> [Written exercise]: Reproduce all lines of the listing below in which the word "vingt" occurs.

►

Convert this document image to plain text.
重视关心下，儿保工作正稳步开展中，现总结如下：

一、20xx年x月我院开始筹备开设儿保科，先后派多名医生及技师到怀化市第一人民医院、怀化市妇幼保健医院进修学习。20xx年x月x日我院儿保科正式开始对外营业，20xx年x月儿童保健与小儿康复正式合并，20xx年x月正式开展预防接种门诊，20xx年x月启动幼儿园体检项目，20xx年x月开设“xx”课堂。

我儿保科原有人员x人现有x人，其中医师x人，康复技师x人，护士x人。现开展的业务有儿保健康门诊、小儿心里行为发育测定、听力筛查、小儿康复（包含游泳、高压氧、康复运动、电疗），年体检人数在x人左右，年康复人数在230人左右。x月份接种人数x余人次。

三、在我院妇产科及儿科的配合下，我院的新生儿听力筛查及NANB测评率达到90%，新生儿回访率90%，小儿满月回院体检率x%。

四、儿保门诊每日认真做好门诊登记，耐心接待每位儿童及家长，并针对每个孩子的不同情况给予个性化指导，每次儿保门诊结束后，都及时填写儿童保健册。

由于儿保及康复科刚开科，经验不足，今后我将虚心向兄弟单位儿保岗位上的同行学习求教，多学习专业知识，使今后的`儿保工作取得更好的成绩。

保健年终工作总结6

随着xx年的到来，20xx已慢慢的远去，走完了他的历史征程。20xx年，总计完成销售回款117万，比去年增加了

◄
►

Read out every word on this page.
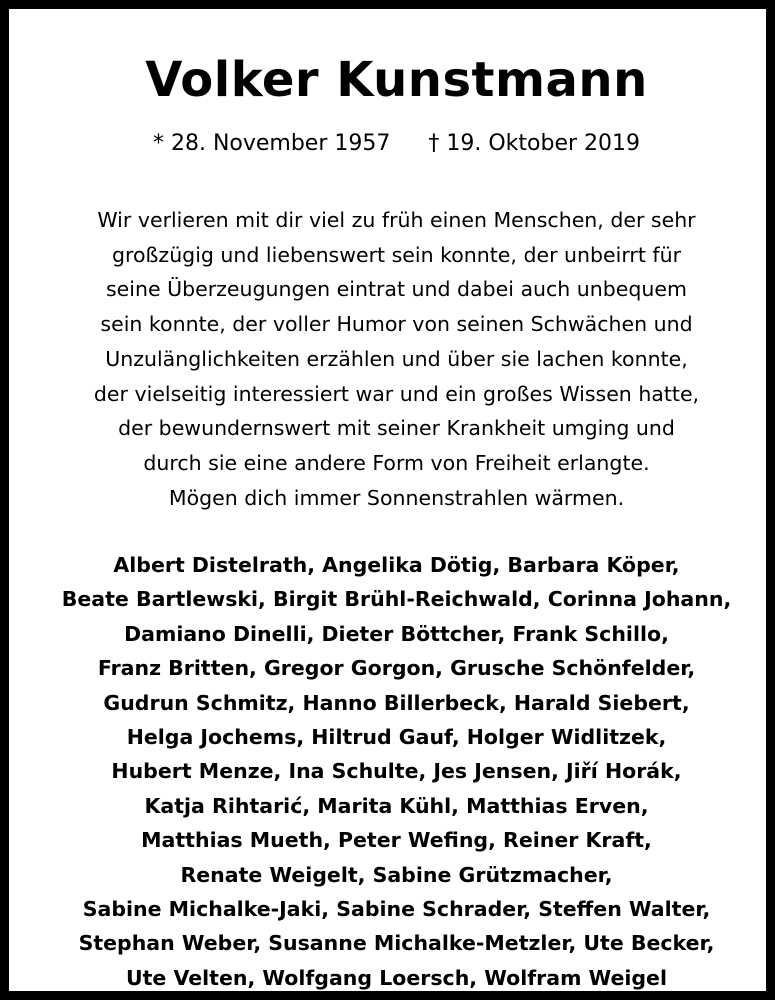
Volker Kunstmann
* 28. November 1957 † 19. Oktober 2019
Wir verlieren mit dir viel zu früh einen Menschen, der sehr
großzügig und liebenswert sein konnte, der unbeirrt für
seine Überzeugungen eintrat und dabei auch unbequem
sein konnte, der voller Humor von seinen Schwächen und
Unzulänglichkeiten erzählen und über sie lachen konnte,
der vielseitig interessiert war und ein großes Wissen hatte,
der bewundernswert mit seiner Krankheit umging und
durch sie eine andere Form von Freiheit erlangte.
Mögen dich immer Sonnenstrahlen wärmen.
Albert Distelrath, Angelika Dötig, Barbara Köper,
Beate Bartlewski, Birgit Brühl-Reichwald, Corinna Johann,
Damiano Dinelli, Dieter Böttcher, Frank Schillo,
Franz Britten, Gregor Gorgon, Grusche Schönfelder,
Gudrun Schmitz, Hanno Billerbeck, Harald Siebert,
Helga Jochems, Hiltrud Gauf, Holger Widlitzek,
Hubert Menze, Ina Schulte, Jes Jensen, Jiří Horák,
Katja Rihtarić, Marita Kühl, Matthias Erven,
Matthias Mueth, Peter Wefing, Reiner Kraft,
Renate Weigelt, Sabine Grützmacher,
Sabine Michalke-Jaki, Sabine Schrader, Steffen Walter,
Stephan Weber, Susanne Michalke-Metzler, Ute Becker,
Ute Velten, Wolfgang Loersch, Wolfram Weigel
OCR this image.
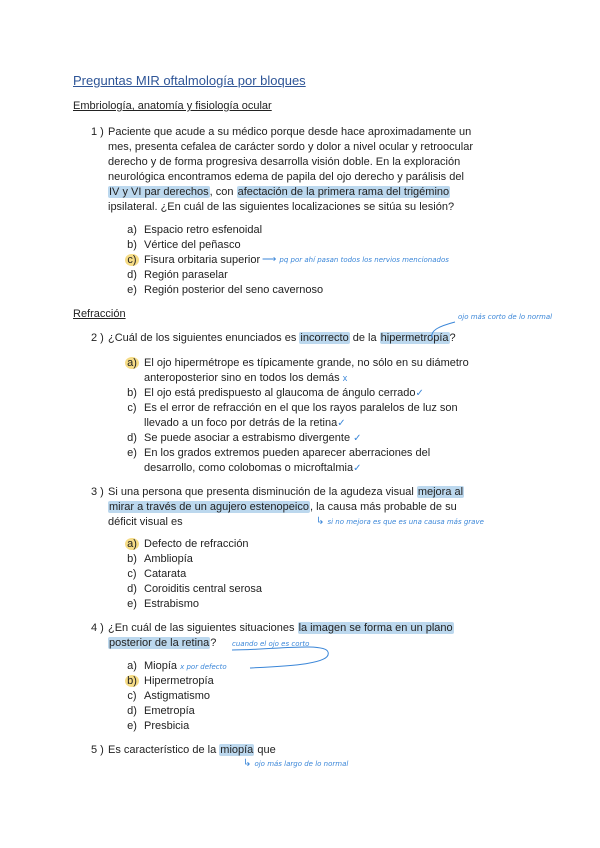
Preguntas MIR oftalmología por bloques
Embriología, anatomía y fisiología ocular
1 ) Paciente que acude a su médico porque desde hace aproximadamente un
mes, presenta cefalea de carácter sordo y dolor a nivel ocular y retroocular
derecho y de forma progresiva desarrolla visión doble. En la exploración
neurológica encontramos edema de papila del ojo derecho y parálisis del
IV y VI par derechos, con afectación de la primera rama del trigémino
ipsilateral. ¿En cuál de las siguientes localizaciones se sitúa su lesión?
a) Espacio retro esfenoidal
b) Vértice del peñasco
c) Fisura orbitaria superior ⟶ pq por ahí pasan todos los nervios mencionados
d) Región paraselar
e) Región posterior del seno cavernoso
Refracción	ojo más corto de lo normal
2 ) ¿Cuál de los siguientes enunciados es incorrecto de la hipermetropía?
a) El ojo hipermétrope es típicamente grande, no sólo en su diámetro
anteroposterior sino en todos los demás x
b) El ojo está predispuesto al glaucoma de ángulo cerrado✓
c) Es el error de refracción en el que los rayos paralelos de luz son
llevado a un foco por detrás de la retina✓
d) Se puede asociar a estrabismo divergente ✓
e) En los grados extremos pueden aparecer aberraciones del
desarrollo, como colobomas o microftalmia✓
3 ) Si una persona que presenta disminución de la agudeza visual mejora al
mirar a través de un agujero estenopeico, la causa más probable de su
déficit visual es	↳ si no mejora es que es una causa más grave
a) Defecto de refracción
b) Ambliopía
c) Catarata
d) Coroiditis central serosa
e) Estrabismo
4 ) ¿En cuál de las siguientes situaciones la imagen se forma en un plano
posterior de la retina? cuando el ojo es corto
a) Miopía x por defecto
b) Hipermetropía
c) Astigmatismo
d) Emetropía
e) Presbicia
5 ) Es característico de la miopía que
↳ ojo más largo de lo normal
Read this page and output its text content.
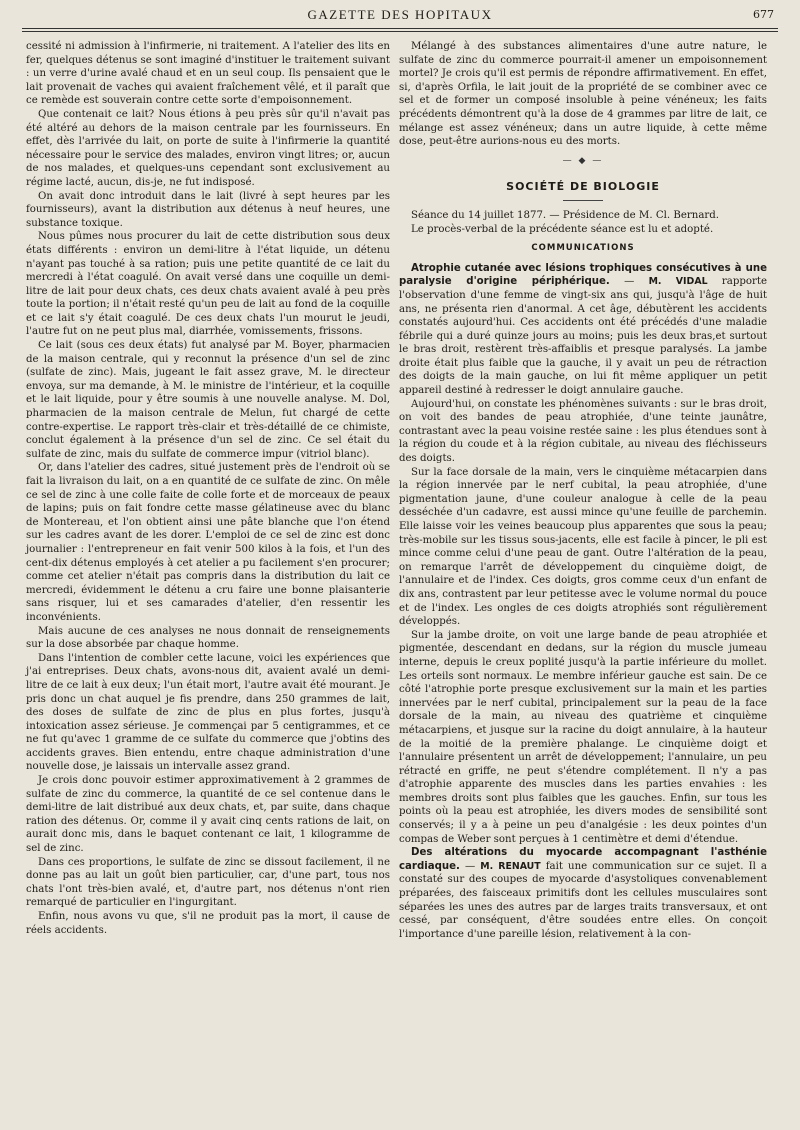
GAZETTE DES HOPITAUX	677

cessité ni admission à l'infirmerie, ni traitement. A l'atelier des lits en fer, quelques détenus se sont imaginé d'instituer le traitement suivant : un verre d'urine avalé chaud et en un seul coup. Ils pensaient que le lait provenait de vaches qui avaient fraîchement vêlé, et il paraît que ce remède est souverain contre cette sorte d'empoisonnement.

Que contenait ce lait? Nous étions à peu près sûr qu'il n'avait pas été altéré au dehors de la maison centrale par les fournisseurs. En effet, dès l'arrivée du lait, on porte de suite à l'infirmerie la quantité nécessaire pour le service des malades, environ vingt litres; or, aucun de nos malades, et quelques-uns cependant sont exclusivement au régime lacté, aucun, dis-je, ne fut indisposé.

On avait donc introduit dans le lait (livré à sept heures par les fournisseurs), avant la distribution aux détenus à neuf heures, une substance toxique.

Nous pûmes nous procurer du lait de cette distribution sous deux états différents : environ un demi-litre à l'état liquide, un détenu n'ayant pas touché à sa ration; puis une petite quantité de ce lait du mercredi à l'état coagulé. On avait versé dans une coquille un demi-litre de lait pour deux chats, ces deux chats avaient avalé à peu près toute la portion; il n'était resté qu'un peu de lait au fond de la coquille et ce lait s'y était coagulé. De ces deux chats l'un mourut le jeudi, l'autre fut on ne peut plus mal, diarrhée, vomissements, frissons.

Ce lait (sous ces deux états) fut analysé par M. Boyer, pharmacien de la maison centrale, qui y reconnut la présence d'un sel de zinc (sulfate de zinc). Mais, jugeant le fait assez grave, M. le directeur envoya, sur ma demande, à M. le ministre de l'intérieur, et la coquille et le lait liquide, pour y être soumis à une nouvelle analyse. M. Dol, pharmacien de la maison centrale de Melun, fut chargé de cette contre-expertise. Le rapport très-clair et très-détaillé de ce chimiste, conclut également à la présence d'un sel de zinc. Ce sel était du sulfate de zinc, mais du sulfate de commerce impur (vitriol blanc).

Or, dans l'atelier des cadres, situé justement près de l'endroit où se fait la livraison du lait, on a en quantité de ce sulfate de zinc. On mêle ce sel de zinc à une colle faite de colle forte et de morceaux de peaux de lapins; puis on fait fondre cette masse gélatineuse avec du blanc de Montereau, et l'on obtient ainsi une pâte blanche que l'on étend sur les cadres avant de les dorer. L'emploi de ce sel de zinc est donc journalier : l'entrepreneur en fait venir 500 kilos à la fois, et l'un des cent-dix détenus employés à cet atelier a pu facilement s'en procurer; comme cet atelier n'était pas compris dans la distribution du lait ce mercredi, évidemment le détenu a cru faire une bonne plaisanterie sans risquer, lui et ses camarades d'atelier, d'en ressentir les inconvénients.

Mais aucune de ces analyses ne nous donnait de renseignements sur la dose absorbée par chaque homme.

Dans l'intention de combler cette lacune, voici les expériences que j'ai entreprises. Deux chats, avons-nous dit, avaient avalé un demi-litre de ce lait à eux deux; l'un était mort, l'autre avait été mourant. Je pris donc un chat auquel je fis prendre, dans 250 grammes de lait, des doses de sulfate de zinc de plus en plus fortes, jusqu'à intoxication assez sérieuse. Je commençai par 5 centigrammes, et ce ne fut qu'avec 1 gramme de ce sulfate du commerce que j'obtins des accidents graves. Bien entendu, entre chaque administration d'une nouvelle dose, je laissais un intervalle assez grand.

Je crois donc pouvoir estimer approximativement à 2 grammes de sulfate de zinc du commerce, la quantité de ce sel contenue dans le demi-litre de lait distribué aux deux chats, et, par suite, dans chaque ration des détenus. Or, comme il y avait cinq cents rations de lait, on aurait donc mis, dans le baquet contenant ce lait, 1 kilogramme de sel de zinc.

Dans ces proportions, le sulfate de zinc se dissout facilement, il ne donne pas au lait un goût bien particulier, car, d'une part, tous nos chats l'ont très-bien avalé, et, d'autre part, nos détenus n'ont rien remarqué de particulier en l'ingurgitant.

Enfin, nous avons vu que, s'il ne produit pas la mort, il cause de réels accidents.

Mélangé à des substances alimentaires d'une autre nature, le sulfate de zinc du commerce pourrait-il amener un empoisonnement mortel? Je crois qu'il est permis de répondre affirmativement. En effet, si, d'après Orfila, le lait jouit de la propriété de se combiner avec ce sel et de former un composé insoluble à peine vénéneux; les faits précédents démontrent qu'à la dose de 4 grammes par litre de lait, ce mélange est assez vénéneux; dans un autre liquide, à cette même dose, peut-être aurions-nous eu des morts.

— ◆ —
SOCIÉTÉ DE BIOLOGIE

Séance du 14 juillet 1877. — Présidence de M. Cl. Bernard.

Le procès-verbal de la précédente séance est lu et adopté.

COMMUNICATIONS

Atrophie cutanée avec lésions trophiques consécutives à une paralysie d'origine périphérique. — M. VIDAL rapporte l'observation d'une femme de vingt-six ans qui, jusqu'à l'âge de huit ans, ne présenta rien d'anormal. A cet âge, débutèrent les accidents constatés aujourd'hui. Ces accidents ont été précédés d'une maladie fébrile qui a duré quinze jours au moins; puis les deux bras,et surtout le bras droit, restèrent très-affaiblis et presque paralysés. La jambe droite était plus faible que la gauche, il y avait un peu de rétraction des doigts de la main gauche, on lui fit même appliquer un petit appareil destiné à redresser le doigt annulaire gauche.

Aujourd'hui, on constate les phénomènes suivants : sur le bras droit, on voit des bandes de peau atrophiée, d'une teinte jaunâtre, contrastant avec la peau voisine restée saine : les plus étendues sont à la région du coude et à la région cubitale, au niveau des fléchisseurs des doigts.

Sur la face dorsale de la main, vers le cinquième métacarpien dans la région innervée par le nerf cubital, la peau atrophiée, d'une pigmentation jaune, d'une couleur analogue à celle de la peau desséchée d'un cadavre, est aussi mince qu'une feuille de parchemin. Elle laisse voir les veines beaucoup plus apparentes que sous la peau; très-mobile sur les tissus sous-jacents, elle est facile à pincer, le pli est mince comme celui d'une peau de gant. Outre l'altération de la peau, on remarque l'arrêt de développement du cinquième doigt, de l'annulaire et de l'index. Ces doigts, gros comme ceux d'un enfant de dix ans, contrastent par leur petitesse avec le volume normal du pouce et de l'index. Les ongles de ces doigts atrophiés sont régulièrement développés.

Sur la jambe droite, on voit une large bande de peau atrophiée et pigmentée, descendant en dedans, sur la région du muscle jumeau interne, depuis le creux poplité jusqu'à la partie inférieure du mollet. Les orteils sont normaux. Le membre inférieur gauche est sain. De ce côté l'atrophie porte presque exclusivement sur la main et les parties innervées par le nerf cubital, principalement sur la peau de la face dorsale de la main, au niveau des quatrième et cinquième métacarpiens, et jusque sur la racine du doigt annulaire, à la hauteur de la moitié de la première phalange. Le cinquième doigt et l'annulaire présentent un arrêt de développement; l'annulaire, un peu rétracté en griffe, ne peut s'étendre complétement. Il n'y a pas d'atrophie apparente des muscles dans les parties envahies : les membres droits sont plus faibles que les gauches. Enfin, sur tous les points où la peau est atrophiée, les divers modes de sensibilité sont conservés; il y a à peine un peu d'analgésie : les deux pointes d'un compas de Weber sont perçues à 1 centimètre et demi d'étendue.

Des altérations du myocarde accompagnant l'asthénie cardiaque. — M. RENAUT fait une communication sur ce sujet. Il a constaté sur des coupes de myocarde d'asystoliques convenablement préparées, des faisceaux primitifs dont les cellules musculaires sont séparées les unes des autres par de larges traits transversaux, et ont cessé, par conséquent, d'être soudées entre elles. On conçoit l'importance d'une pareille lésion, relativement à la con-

◄
►

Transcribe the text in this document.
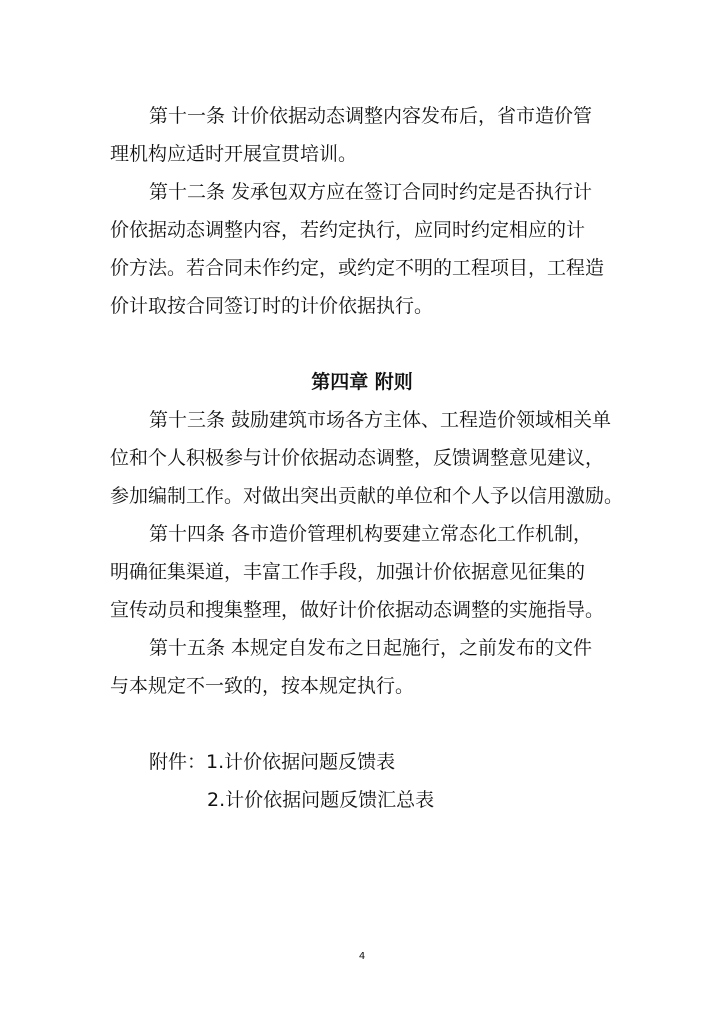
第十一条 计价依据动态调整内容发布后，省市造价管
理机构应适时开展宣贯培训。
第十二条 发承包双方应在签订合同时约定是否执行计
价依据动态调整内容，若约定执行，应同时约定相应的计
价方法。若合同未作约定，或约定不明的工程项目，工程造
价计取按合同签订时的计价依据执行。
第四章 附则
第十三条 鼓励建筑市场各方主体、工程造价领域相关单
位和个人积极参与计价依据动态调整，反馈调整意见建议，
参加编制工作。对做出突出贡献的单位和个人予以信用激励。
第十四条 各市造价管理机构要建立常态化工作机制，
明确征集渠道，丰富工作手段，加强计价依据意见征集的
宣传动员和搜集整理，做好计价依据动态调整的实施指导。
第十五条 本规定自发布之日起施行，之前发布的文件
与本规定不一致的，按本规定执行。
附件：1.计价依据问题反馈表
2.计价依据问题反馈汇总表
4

◄

> [Response to this task]:
Que contenait ce lait? Nous étions à peu près sûr qu'il n'avait pas été altéré au dehors de la maison centrale par les fournisseurs. En effet, dès l'arrivée du lait, on porte de suite à l'infirmerie la quantité nécessaire pour le service des malades, environ vingt litres; or, aucun de nos malades, et quelques-uns cependant sont exclusivement au régime lacté, aucun, dis-je, ne fut indisposé.
Atrophie cutanée avec lésions trophiques consécutives à une paralysie d'origine périphérique. — M. VIDAL rapporte l'observation d'une femme de vingt-six ans qui, jusqu'à l'âge de huit ans, ne présenta rien d'anormal. A cet âge, débutèrent les accidents constatés aujourd'hui. Ces accidents ont été précédés d'une maladie fébrile qui a duré quinze jours au moins; puis les deux bras,et surtout le bras droit, restèrent très-affaiblis et presque paralysés. La jambe droite était plus faible que la gauche, il y avait un peu de rétraction des doigts de la main gauche, on lui fit même appliquer un petit appareil destiné à redresser le doigt annulaire gauche.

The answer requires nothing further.